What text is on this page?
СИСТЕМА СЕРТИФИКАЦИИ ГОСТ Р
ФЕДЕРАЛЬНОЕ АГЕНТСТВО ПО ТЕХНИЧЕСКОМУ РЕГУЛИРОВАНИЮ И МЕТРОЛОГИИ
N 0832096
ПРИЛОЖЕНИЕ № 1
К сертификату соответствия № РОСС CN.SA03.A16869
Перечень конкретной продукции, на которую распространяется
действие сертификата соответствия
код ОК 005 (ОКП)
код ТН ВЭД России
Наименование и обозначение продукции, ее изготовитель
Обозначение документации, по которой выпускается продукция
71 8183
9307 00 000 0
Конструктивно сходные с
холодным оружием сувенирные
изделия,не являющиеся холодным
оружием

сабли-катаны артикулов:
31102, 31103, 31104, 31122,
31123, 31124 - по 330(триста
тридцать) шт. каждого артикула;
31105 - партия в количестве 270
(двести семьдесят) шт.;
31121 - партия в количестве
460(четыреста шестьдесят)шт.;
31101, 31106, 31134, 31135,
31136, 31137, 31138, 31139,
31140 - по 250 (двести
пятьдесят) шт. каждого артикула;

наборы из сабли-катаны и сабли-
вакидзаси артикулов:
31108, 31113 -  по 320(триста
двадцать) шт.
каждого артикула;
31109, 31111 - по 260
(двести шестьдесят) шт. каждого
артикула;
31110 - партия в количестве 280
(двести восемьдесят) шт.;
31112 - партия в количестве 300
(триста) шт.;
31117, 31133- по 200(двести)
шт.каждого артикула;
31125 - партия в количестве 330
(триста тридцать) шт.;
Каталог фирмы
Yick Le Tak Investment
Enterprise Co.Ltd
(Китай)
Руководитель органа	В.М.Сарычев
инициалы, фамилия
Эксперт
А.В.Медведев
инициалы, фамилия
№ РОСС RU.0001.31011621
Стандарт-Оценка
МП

What is needed —
Word for word, write out the data.

Exercise answer —
What text is on this page?
СИСТЕМА СЕРТИФИКАЦИИ ГОСТ Р
ФЕДЕРАЛЬНОЕ АГЕНТСТВО ПО ТЕХНИЧЕСКОМУ РЕГУЛИРОВАНИЮ И МЕТРОЛОГИИ
N 0832096
ПРИЛОЖЕНИЕ № 1
К сертификату соответствия № РОСС CN.SA03.A16869
Перечень конкретной продукции, на которую распространяется
действие сертификата соответствия
код ОК 005 (ОКП)
код ТН ВЭД России
Наименование и обозначение продукции, ее изготовитель
Обозначение документации, по которой выпускается продукция
71 8183
9307 00 000 0
Конструктивно сходные с
холодным оружием сувенирные
изделия,не являющиеся холодным
оружием

сабли-катаны артикулов:
31102, 31103, 31104, 31122,
31123, 31124 - по 330(триста
тридцать) шт. каждого артикула;
31105 - партия в количестве 270
(двести семьдесят) шт.;
31121 - партия в количестве
460(четыреста шестьдесят)шт.;
31101, 31106, 31134, 31135,
31136, 31137, 31138, 31139,
31140 - по 250 (двести
пятьдесят) шт. каждого артикула;

наборы из сабли-катаны и сабли-
вакидзаси артикулов:
31108, 31113 -  по 320(триста
двадцать) шт.
каждого артикула;
31109, 31111 - по 260
(двести шестьдесят) шт. каждого
артикула;
31110 - партия в количестве 280
(двести восемьдесят) шт.;
31112 - партия в количестве 300
(триста) шт.;
31117, 31133- по 200(двести)
шт.каждого артикула;
31125 - партия в количестве 330
(триста тридцать) шт.;
Каталог фирмы
Yick Le Tak Investment
Enterprise Co.Ltd
(Китай)
Руководитель органа	В.М.Сарычев
инициалы, фамилия
Эксперт
А.В.Медведев
инициалы, фамилия
№ РОСС RU.0001.31011621
Стандарт-Оценка
МП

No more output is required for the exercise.